Recorded data:
* * * * * * *
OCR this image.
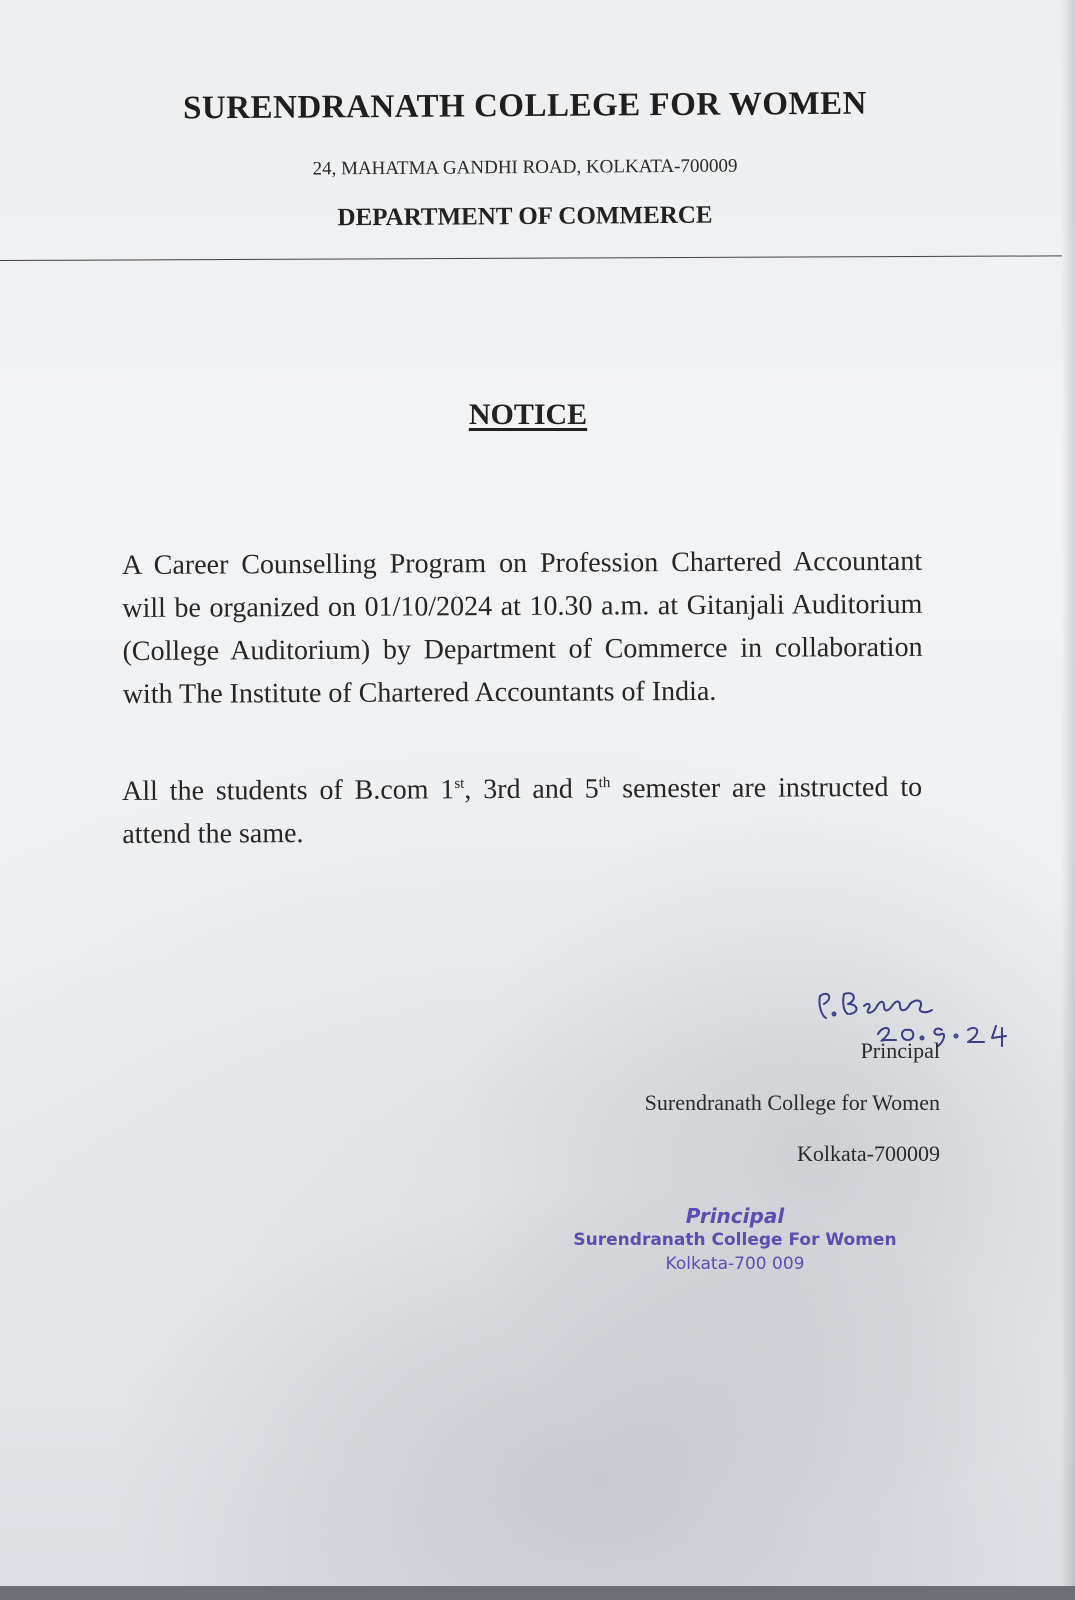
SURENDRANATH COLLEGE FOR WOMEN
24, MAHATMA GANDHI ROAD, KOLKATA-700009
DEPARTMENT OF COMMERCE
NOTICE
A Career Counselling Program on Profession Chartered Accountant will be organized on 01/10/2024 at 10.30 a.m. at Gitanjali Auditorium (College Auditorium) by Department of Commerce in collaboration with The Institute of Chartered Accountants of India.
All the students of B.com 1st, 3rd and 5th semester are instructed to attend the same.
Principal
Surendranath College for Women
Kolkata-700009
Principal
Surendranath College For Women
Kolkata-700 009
* * * * * * *
▶ Your goal
Copy the listing in full and without alteration, omitting every picture.

▶ The answer
OCR this image.
SURENDRANATH COLLEGE FOR WOMEN
24, MAHATMA GANDHI ROAD, KOLKATA-700009
DEPARTMENT OF COMMERCE
NOTICE
A Career Counselling Program on Profession Chartered Accountant will be organized on 01/10/2024 at 10.30 a.m. at Gitanjali Auditorium (College Auditorium) by Department of Commerce in collaboration with The Institute of Chartered Accountants of India.
All the students of B.com 1st, 3rd and 5th semester are instructed to attend the same.
Principal
Surendranath College for Women
Kolkata-700009
Principal
Surendranath College For Women
Kolkata-700 009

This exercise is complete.